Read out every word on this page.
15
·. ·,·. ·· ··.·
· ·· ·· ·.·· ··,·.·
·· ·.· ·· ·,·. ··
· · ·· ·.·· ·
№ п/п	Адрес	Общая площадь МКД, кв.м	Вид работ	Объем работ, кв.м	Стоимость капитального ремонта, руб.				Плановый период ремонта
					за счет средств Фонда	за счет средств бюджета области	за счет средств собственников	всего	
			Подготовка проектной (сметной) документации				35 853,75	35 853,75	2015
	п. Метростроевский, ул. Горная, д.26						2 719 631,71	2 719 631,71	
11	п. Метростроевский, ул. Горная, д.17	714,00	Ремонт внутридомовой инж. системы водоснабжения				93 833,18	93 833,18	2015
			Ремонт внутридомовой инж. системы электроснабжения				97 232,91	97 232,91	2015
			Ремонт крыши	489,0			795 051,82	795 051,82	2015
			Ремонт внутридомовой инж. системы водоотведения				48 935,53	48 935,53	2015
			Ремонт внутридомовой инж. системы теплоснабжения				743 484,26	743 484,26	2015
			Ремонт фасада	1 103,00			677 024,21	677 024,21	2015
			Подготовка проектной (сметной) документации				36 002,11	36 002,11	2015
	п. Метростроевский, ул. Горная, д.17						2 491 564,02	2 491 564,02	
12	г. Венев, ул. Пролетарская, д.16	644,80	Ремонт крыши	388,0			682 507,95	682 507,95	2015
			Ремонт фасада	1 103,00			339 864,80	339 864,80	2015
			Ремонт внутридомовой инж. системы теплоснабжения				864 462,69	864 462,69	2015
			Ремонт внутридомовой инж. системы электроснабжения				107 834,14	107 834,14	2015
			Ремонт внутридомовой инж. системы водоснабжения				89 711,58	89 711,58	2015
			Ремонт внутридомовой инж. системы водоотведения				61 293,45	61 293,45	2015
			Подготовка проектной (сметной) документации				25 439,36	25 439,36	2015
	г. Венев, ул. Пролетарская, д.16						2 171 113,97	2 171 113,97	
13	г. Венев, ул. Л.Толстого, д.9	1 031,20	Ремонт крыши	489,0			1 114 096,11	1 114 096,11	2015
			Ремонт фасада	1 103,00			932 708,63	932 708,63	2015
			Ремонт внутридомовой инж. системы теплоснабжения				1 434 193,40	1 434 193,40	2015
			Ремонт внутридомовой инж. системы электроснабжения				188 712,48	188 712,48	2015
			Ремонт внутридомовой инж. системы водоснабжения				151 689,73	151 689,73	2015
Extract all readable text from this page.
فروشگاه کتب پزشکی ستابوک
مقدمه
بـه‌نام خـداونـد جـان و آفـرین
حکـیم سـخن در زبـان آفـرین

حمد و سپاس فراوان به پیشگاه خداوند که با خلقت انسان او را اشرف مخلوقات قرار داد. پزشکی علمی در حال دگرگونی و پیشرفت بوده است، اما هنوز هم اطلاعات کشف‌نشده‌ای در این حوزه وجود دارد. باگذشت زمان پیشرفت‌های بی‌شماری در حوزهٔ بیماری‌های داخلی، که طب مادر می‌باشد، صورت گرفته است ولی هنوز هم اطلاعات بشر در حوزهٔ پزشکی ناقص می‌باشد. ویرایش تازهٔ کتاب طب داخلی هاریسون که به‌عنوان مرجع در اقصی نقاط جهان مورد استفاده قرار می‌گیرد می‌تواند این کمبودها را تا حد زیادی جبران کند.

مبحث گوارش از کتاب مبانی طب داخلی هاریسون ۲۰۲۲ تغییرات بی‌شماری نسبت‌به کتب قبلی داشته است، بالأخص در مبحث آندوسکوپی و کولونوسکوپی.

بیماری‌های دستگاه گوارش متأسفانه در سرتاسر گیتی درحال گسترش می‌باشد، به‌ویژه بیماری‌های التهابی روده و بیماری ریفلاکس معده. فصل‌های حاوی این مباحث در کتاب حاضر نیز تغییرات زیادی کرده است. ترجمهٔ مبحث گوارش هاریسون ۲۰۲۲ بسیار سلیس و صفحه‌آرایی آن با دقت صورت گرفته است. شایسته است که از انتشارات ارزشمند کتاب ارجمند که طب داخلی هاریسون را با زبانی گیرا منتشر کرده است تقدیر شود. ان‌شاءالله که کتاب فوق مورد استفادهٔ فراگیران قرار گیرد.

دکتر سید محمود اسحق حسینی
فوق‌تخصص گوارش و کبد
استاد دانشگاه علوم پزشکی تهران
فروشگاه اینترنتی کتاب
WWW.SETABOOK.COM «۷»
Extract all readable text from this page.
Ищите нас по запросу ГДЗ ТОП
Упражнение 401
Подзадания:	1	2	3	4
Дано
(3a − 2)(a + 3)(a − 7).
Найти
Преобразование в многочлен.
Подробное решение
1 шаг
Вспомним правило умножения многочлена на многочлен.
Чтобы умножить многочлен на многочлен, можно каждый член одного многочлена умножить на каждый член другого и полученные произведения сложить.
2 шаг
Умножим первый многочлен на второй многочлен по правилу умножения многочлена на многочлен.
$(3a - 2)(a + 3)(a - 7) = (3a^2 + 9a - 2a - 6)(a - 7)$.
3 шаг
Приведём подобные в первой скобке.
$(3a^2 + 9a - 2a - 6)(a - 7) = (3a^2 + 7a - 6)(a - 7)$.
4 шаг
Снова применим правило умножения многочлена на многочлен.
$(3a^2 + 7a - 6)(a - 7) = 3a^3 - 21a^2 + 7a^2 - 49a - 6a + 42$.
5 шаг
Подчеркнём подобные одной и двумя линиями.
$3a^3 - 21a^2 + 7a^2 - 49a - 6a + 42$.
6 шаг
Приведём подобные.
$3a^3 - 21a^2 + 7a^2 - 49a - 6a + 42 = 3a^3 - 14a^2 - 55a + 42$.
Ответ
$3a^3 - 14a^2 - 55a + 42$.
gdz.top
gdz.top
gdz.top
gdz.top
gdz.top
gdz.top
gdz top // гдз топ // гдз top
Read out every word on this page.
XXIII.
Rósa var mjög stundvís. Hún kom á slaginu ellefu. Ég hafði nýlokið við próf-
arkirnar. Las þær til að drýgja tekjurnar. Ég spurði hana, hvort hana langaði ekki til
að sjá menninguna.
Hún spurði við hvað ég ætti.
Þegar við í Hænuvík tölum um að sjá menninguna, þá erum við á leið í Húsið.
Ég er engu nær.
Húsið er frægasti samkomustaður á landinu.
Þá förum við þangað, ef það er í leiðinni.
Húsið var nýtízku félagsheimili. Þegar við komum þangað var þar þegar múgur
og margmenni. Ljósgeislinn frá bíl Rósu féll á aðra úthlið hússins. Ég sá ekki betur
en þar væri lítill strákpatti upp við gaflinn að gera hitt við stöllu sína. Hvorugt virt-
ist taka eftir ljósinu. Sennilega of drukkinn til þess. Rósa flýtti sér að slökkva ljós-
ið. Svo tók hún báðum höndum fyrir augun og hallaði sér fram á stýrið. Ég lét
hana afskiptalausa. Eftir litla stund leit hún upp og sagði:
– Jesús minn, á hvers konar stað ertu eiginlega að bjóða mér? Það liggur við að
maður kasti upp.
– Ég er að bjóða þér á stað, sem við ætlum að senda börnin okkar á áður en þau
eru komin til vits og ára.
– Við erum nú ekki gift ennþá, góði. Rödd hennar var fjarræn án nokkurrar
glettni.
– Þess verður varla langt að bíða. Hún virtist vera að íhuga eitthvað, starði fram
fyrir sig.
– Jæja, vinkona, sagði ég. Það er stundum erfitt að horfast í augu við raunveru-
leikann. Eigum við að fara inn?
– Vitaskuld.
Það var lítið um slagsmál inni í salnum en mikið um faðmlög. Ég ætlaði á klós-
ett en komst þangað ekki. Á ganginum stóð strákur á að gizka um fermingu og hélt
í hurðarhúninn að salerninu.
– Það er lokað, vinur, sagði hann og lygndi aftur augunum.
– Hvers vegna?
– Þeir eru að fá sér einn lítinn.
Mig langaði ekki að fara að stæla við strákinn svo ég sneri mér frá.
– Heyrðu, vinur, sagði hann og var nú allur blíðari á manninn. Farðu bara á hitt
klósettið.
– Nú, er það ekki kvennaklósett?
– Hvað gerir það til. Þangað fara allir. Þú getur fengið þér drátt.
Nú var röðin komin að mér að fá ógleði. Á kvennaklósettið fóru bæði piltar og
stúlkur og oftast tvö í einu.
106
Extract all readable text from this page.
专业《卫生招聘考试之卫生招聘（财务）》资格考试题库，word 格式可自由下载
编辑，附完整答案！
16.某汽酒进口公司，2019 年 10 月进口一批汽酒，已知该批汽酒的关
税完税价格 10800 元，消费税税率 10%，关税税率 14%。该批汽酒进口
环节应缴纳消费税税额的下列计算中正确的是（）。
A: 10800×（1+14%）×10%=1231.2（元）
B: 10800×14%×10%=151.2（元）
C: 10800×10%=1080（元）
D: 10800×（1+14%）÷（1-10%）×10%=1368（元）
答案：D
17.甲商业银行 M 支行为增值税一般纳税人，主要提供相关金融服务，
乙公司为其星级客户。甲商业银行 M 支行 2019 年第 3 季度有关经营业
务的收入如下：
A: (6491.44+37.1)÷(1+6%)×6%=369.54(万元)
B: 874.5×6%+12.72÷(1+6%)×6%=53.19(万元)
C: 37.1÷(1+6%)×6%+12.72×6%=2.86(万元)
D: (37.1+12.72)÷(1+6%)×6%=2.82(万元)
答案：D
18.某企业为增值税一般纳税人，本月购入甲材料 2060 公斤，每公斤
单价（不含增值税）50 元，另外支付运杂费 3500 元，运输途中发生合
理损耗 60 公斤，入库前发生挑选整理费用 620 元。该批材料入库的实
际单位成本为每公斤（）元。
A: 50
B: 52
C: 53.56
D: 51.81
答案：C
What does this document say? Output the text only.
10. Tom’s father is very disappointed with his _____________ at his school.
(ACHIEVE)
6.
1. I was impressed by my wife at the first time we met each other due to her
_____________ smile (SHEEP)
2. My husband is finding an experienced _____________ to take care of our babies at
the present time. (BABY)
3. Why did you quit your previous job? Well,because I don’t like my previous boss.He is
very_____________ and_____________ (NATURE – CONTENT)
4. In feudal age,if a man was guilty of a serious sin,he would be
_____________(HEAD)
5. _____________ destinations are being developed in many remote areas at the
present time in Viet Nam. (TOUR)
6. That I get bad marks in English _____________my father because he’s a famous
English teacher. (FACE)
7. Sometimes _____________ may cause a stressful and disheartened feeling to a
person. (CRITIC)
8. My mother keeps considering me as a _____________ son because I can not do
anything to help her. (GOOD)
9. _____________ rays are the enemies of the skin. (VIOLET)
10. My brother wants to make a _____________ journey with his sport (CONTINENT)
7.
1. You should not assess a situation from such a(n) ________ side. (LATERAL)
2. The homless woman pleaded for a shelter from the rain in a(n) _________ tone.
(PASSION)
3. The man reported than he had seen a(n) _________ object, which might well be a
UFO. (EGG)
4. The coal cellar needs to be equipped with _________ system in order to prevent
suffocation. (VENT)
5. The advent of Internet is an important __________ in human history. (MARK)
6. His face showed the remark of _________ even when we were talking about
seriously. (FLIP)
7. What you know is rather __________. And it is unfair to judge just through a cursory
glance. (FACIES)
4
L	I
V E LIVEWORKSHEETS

# [What needs to be done]
Report the number of lines in the listing above that include the word "многочлена", and nothing else.

# [Response below]
4